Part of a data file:
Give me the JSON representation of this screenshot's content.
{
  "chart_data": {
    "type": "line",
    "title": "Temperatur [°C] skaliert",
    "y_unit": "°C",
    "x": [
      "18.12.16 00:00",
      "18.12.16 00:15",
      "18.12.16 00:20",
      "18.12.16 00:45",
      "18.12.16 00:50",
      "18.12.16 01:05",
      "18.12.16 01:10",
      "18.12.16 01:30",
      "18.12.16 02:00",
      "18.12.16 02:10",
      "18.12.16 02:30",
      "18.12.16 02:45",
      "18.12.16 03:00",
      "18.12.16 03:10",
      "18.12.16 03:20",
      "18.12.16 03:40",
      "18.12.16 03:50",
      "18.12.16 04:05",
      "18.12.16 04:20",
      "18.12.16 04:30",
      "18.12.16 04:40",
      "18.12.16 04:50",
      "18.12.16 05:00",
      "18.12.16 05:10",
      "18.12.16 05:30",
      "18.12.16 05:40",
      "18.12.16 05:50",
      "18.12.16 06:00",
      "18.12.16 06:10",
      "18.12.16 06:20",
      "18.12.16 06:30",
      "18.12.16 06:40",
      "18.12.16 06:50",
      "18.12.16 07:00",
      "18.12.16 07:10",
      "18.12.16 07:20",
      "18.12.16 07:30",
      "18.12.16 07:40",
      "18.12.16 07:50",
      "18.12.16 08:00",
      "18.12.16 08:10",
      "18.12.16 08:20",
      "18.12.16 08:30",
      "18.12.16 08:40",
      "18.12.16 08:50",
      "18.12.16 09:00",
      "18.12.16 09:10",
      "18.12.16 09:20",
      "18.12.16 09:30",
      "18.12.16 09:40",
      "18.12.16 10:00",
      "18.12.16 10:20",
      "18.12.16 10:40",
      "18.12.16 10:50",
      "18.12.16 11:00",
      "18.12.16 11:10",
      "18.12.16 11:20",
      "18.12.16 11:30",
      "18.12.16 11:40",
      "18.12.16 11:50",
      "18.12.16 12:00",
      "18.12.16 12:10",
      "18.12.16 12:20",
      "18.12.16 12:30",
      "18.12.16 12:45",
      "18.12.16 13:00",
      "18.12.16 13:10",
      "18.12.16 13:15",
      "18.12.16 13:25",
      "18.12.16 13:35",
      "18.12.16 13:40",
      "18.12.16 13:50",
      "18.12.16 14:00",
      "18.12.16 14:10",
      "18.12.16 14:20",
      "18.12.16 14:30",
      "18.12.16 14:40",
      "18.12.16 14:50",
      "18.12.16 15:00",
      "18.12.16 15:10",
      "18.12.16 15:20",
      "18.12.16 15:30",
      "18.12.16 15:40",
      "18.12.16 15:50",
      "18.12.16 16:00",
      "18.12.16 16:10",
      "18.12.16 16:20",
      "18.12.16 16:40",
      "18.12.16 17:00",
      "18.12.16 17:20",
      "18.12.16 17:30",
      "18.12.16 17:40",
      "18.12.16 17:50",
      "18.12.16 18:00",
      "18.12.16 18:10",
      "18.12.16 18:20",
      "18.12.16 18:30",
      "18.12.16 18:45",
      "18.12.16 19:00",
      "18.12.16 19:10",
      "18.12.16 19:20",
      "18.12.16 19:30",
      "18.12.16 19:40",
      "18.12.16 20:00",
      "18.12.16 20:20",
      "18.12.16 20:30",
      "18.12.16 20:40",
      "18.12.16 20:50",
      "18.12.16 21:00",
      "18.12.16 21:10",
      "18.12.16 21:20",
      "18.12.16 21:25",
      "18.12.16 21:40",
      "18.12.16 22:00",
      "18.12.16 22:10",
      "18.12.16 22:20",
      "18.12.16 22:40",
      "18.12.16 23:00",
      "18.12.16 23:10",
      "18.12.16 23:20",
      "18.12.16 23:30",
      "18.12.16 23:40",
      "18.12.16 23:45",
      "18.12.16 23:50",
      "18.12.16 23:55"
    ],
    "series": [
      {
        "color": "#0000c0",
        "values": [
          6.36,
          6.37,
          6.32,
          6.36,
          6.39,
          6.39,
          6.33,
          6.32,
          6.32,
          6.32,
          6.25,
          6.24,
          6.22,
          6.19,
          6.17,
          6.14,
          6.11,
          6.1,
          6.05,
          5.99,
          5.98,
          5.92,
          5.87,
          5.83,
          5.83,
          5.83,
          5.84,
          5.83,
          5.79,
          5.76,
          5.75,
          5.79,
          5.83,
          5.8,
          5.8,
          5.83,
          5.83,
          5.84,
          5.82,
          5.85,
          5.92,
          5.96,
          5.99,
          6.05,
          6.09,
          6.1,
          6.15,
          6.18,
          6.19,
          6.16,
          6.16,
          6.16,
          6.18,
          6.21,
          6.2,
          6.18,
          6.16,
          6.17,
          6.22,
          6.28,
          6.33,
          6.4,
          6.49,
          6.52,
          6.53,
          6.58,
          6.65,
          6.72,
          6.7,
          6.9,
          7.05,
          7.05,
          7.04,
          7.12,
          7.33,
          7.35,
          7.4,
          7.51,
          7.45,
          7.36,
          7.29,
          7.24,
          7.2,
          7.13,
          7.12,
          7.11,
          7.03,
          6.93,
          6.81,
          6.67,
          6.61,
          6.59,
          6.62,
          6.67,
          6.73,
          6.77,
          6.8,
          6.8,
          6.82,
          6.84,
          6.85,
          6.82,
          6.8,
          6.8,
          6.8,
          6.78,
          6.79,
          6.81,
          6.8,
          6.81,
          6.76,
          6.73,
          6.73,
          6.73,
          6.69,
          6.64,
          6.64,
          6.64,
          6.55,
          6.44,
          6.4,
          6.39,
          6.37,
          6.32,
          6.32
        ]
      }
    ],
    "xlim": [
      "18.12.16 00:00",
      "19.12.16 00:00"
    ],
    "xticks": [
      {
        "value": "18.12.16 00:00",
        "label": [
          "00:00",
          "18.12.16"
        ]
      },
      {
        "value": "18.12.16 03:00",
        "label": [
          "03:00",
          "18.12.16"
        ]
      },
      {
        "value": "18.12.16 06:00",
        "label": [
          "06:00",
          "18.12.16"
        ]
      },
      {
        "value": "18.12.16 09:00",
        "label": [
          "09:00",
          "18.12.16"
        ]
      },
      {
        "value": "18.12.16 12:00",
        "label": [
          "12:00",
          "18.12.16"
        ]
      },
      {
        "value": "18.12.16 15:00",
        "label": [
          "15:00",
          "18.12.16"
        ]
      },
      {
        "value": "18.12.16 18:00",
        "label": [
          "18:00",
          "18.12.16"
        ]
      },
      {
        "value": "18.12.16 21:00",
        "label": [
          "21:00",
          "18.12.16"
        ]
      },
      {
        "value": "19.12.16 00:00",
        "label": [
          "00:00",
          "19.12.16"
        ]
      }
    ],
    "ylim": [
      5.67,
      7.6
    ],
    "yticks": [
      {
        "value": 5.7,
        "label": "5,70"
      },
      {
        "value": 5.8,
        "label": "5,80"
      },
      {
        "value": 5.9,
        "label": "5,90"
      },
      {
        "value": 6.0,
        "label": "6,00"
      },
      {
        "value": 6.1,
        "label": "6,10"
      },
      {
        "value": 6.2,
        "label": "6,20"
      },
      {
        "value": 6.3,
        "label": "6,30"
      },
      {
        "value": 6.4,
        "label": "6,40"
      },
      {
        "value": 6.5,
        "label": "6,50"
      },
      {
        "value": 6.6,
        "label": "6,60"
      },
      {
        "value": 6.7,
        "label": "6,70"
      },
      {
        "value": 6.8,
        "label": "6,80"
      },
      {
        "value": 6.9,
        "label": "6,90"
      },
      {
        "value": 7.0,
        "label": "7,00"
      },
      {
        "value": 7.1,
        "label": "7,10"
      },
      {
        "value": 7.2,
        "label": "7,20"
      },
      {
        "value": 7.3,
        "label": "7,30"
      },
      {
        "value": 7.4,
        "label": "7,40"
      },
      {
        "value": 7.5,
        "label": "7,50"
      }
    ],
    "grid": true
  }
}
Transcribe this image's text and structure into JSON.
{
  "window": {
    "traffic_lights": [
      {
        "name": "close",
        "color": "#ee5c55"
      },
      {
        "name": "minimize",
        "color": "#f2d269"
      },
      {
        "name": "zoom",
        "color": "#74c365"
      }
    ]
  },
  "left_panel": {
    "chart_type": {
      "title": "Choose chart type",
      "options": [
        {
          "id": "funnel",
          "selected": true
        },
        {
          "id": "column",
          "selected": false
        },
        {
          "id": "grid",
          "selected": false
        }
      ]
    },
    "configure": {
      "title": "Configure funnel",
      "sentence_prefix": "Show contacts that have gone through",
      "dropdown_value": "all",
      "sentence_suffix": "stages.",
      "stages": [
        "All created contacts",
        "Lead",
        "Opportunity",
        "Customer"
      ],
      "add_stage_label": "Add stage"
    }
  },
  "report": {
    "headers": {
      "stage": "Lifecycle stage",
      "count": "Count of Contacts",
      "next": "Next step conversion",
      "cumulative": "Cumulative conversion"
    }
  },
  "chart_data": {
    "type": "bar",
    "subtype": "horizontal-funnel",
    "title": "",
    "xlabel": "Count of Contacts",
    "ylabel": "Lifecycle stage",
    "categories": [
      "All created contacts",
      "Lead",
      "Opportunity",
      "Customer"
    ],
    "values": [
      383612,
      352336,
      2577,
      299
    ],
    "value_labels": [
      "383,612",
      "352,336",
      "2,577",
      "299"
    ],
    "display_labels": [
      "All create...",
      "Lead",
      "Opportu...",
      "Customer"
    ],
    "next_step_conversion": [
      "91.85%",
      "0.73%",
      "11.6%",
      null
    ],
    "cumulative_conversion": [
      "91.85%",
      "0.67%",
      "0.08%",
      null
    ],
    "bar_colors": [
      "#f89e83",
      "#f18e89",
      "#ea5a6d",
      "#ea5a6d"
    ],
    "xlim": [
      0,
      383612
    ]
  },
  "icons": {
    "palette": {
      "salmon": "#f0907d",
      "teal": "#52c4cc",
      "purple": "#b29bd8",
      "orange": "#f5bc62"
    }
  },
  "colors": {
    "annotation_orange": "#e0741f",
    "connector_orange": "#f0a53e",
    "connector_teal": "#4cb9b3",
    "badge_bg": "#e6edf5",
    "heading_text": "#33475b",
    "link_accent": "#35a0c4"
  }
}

PROBLEM REQUIREMENTS:
Count how many lines of the data include the word "this". Your reply should be that number alone.

RESULT BELOW:
2